⟨

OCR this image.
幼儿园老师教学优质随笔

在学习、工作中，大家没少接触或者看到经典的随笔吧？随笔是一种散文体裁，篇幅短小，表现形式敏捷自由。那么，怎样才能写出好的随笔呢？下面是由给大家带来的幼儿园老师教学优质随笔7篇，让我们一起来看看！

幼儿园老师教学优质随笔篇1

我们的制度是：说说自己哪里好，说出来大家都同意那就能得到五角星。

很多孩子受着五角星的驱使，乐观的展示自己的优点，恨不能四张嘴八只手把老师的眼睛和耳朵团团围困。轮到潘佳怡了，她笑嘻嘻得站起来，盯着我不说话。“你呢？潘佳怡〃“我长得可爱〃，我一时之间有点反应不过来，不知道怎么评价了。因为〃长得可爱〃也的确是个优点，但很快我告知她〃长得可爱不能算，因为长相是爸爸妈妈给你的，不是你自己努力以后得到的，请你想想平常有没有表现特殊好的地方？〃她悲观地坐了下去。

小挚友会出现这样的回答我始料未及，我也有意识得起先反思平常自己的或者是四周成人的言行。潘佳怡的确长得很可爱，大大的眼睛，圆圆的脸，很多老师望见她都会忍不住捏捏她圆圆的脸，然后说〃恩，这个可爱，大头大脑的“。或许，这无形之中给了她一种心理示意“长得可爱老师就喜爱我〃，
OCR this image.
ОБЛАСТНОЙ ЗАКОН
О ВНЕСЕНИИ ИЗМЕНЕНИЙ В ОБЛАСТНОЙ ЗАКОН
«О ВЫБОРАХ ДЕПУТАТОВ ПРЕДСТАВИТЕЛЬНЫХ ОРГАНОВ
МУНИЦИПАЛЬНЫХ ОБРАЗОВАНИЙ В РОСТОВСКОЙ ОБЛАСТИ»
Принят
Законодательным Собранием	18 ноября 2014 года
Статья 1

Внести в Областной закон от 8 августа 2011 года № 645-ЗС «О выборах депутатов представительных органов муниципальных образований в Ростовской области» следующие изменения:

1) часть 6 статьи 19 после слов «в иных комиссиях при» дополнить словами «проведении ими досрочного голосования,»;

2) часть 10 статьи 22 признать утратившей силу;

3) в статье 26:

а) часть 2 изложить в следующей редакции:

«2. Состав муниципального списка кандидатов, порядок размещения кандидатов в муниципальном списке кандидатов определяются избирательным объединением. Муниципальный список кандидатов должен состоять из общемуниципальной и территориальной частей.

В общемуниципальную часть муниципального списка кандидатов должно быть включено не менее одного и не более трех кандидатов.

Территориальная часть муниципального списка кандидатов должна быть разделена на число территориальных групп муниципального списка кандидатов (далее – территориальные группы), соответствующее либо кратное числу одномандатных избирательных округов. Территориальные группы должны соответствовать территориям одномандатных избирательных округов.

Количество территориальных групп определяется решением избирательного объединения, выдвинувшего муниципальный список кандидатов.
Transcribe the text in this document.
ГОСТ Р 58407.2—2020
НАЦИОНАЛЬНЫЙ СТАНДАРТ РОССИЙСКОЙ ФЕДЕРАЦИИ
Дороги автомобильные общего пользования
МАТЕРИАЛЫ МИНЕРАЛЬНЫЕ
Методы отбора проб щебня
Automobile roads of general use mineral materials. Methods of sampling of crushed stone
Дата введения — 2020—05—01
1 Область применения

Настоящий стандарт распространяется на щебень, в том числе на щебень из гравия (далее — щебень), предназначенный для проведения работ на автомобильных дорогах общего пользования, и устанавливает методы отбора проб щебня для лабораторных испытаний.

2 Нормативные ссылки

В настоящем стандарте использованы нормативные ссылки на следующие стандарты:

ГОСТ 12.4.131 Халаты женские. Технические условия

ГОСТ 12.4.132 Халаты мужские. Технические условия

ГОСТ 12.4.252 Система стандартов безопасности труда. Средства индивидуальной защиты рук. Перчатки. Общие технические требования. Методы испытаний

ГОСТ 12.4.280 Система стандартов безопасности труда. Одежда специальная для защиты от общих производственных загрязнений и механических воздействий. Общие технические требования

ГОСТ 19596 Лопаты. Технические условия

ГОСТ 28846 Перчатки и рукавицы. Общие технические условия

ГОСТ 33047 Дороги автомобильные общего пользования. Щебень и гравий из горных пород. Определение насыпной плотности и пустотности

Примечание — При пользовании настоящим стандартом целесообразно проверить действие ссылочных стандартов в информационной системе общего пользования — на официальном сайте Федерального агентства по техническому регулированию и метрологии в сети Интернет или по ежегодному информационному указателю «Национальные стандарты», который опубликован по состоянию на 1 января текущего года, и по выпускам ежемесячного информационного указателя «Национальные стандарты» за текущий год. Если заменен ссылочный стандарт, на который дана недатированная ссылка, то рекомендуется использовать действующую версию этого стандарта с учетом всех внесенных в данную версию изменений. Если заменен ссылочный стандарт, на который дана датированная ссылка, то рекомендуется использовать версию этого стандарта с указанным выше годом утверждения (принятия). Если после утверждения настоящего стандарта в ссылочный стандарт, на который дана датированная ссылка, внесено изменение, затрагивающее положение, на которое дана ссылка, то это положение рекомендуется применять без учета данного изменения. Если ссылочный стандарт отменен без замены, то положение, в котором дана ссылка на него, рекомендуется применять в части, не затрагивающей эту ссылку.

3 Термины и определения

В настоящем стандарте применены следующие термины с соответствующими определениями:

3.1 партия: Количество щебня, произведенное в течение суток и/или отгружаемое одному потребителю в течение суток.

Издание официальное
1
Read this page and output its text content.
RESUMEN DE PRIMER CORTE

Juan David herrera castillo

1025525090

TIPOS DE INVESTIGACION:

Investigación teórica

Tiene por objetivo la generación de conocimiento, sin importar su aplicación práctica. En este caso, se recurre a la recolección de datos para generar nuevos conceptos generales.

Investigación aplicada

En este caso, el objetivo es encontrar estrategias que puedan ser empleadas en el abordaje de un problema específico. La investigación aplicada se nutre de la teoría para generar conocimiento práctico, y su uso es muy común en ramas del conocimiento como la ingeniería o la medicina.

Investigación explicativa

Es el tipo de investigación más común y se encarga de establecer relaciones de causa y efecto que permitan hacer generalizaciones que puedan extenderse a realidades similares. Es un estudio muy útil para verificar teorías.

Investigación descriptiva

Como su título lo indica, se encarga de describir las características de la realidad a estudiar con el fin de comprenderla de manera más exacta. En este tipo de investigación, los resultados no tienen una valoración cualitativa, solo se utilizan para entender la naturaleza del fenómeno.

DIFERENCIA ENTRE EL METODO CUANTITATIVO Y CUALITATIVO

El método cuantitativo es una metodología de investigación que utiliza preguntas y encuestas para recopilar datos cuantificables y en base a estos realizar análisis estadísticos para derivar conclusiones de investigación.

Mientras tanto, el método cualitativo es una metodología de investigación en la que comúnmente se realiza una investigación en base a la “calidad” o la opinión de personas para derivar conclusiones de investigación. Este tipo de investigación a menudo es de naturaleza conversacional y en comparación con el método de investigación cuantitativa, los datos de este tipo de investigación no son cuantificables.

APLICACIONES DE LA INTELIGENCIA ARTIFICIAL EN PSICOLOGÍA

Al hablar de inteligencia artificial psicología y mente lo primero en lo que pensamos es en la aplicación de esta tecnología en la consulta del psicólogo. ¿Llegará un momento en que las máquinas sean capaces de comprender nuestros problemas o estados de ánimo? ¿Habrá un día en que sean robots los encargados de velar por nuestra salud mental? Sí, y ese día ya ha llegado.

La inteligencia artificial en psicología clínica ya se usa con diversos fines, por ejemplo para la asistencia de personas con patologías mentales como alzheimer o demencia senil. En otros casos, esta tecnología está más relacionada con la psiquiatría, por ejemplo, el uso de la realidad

⟩

▸ DIRECTIONS FOR THIS TASK: Extract all the material, leaving every line as it is.

▸ WRITTEN ANSWER:
OCR this image.
幼儿园老师教学优质随笔

在学习、工作中，大家没少接触或者看到经典的随笔吧？随笔是一种散文体裁，篇幅短小，表现形式敏捷自由。那么，怎样才能写出好的随笔呢？下面是由给大家带来的幼儿园老师教学优质随笔7篇，让我们一起来看看！

幼儿园老师教学优质随笔篇1

我们的制度是：说说自己哪里好，说出来大家都同意那就能得到五角星。

很多孩子受着五角星的驱使，乐观的展示自己的优点，恨不能四张嘴八只手把老师的眼睛和耳朵团团围困。轮到潘佳怡了，她笑嘻嘻得站起来，盯着我不说话。“你呢？潘佳怡〃“我长得可爱〃，我一时之间有点反应不过来，不知道怎么评价了。因为〃长得可爱〃也的确是个优点，但很快我告知她〃长得可爱不能算，因为长相是爸爸妈妈给你的，不是你自己努力以后得到的，请你想想平常有没有表现特殊好的地方？〃她悲观地坐了下去。

小挚友会出现这样的回答我始料未及，我也有意识得起先反思平常自己的或者是四周成人的言行。潘佳怡的确长得很可爱，大大的眼睛，圆圆的脸，很多老师望见她都会忍不住捏捏她圆圆的脸，然后说〃恩，这个可爱，大头大脑的“。或许，这无形之中给了她一种心理示意“长得可爱老师就喜爱我〃，
OCR this image.
ОБЛАСТНОЙ ЗАКОН
О ВНЕСЕНИИ ИЗМЕНЕНИЙ В ОБЛАСТНОЙ ЗАКОН
«О ВЫБОРАХ ДЕПУТАТОВ ПРЕДСТАВИТЕЛЬНЫХ ОРГАНОВ
МУНИЦИПАЛЬНЫХ ОБРАЗОВАНИЙ В РОСТОВСКОЙ ОБЛАСТИ»
Принят
Законодательным Собранием	18 ноября 2014 года
Статья 1

Внести в Областной закон от 8 августа 2011 года № 645-ЗС «О выборах депутатов представительных органов муниципальных образований в Ростовской области» следующие изменения:

1) часть 6 статьи 19 после слов «в иных комиссиях при» дополнить словами «проведении ими досрочного голосования,»;

2) часть 10 статьи 22 признать утратившей силу;

3) в статье 26:

а) часть 2 изложить в следующей редакции:

«2. Состав муниципального списка кандидатов, порядок размещения кандидатов в муниципальном списке кандидатов определяются избирательным объединением. Муниципальный список кандидатов должен состоять из общемуниципальной и территориальной частей.

В общемуниципальную часть муниципального списка кандидатов должно быть включено не менее одного и не более трех кандидатов.

Территориальная часть муниципального списка кандидатов должна быть разделена на число территориальных групп муниципального списка кандидатов (далее – территориальные группы), соответствующее либо кратное числу одномандатных избирательных округов. Территориальные группы должны соответствовать территориям одномандатных избирательных округов.

Количество территориальных групп определяется решением избирательного объединения, выдвинувшего муниципальный список кандидатов.
Transcribe the text in this document.
ГОСТ Р 58407.2—2020
НАЦИОНАЛЬНЫЙ СТАНДАРТ РОССИЙСКОЙ ФЕДЕРАЦИИ
Дороги автомобильные общего пользования
МАТЕРИАЛЫ МИНЕРАЛЬНЫЕ
Методы отбора проб щебня
Automobile roads of general use mineral materials. Methods of sampling of crushed stone
Дата введения — 2020—05—01
1 Область применения

Настоящий стандарт распространяется на щебень, в том числе на щебень из гравия (далее — щебень), предназначенный для проведения работ на автомобильных дорогах общего пользования, и устанавливает методы отбора проб щебня для лабораторных испытаний.

2 Нормативные ссылки

В настоящем стандарте использованы нормативные ссылки на следующие стандарты:

ГОСТ 12.4.131 Халаты женские. Технические условия

ГОСТ 12.4.132 Халаты мужские. Технические условия

ГОСТ 12.4.252 Система стандартов безопасности труда. Средства индивидуальной защиты рук. Перчатки. Общие технические требования. Методы испытаний

ГОСТ 12.4.280 Система стандартов безопасности труда. Одежда специальная для защиты от общих производственных загрязнений и механических воздействий. Общие технические требования

ГОСТ 19596 Лопаты. Технические условия

ГОСТ 28846 Перчатки и рукавицы. Общие технические условия

ГОСТ 33047 Дороги автомобильные общего пользования. Щебень и гравий из горных пород. Определение насыпной плотности и пустотности

Примечание — При пользовании настоящим стандартом целесообразно проверить действие ссылочных стандартов в информационной системе общего пользования — на официальном сайте Федерального агентства по техническому регулированию и метрологии в сети Интернет или по ежегодному информационному указателю «Национальные стандарты», который опубликован по состоянию на 1 января текущего года, и по выпускам ежемесячного информационного указателя «Национальные стандарты» за текущий год. Если заменен ссылочный стандарт, на который дана недатированная ссылка, то рекомендуется использовать действующую версию этого стандарта с учетом всех внесенных в данную версию изменений. Если заменен ссылочный стандарт, на который дана датированная ссылка, то рекомендуется использовать версию этого стандарта с указанным выше годом утверждения (принятия). Если после утверждения настоящего стандарта в ссылочный стандарт, на который дана датированная ссылка, внесено изменение, затрагивающее положение, на которое дана ссылка, то это положение рекомендуется применять без учета данного изменения. Если ссылочный стандарт отменен без замены, то положение, в котором дана ссылка на него, рекомендуется применять в части, не затрагивающей эту ссылку.

3 Термины и определения

В настоящем стандарте применены следующие термины с соответствующими определениями:

3.1 партия: Количество щебня, произведенное в течение суток и/или отгружаемое одному потребителю в течение суток.

Издание официальное
1
Read this page and output its text content.
RESUMEN DE PRIMER CORTE

Juan David herrera castillo

1025525090

TIPOS DE INVESTIGACION:

Investigación teórica

Tiene por objetivo la generación de conocimiento, sin importar su aplicación práctica. En este caso, se recurre a la recolección de datos para generar nuevos conceptos generales.

Investigación aplicada

En este caso, el objetivo es encontrar estrategias que puedan ser empleadas en el abordaje de un problema específico. La investigación aplicada se nutre de la teoría para generar conocimiento práctico, y su uso es muy común en ramas del conocimiento como la ingeniería o la medicina.

Investigación explicativa

Es el tipo de investigación más común y se encarga de establecer relaciones de causa y efecto que permitan hacer generalizaciones que puedan extenderse a realidades similares. Es un estudio muy útil para verificar teorías.

Investigación descriptiva

Como su título lo indica, se encarga de describir las características de la realidad a estudiar con el fin de comprenderla de manera más exacta. En este tipo de investigación, los resultados no tienen una valoración cualitativa, solo se utilizan para entender la naturaleza del fenómeno.

DIFERENCIA ENTRE EL METODO CUANTITATIVO Y CUALITATIVO

El método cuantitativo es una metodología de investigación que utiliza preguntas y encuestas para recopilar datos cuantificables y en base a estos realizar análisis estadísticos para derivar conclusiones de investigación.

Mientras tanto, el método cualitativo es una metodología de investigación en la que comúnmente se realiza una investigación en base a la “calidad” o la opinión de personas para derivar conclusiones de investigación. Este tipo de investigación a menudo es de naturaleza conversacional y en comparación con el método de investigación cuantitativa, los datos de este tipo de investigación no son cuantificables.

APLICACIONES DE LA INTELIGENCIA ARTIFICIAL EN PSICOLOGÍA

Al hablar de inteligencia artificial psicología y mente lo primero en lo que pensamos es en la aplicación de esta tecnología en la consulta del psicólogo. ¿Llegará un momento en que las máquinas sean capaces de comprender nuestros problemas o estados de ánimo? ¿Habrá un día en que sean robots los encargados de velar por nuestra salud mental? Sí, y ese día ya ha llegado.

La inteligencia artificial en psicología clínica ya se usa con diversos fines, por ejemplo para la asistencia de personas con patologías mentales como alzheimer o demencia senil. En otros casos, esta tecnología está más relacionada con la psiquiatría, por ejemplo, el uso de la realidad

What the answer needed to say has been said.